Data records:

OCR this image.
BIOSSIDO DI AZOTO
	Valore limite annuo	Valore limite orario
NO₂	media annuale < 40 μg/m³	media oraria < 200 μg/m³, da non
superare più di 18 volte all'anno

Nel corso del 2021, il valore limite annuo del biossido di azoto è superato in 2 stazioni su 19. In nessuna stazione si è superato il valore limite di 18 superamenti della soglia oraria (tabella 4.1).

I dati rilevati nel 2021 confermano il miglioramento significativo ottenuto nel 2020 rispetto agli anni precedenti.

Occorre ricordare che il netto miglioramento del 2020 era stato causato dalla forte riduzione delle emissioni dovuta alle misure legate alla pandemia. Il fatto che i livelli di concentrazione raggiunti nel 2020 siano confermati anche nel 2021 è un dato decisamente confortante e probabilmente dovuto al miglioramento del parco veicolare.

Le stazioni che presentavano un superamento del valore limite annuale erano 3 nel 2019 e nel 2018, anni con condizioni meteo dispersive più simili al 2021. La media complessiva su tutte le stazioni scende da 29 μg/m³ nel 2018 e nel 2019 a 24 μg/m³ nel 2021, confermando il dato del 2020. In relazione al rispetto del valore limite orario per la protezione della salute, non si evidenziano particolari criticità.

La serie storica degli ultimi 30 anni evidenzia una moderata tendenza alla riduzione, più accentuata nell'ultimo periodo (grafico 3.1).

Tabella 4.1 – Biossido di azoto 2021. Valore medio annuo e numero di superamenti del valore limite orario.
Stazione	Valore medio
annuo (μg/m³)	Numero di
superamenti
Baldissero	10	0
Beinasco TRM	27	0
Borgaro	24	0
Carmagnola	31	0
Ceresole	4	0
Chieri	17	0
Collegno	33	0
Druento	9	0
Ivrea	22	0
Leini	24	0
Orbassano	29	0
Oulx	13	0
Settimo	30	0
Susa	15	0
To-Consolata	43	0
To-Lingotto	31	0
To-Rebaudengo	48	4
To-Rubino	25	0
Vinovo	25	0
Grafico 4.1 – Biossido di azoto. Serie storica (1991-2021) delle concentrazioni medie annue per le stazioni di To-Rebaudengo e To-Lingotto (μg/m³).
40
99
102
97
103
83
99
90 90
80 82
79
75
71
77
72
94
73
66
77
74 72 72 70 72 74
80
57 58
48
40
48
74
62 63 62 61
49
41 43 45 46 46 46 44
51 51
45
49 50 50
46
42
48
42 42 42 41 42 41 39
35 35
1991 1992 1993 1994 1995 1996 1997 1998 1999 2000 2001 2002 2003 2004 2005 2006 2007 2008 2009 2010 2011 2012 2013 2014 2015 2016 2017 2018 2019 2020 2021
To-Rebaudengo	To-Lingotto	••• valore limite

• [Task brief]: Collect from the data above every line that includes "Lingotto".

• [Answer to this exercise]:
To-Lingotto	31	0
Grafico 4.1 – Biossido di azoto. Serie storica (1991-2021) delle concentrazioni medie annue per le stazioni di To-Rebaudengo e To-Lingotto (μg/m³).
To-Rebaudengo	To-Lingotto	••• valore limite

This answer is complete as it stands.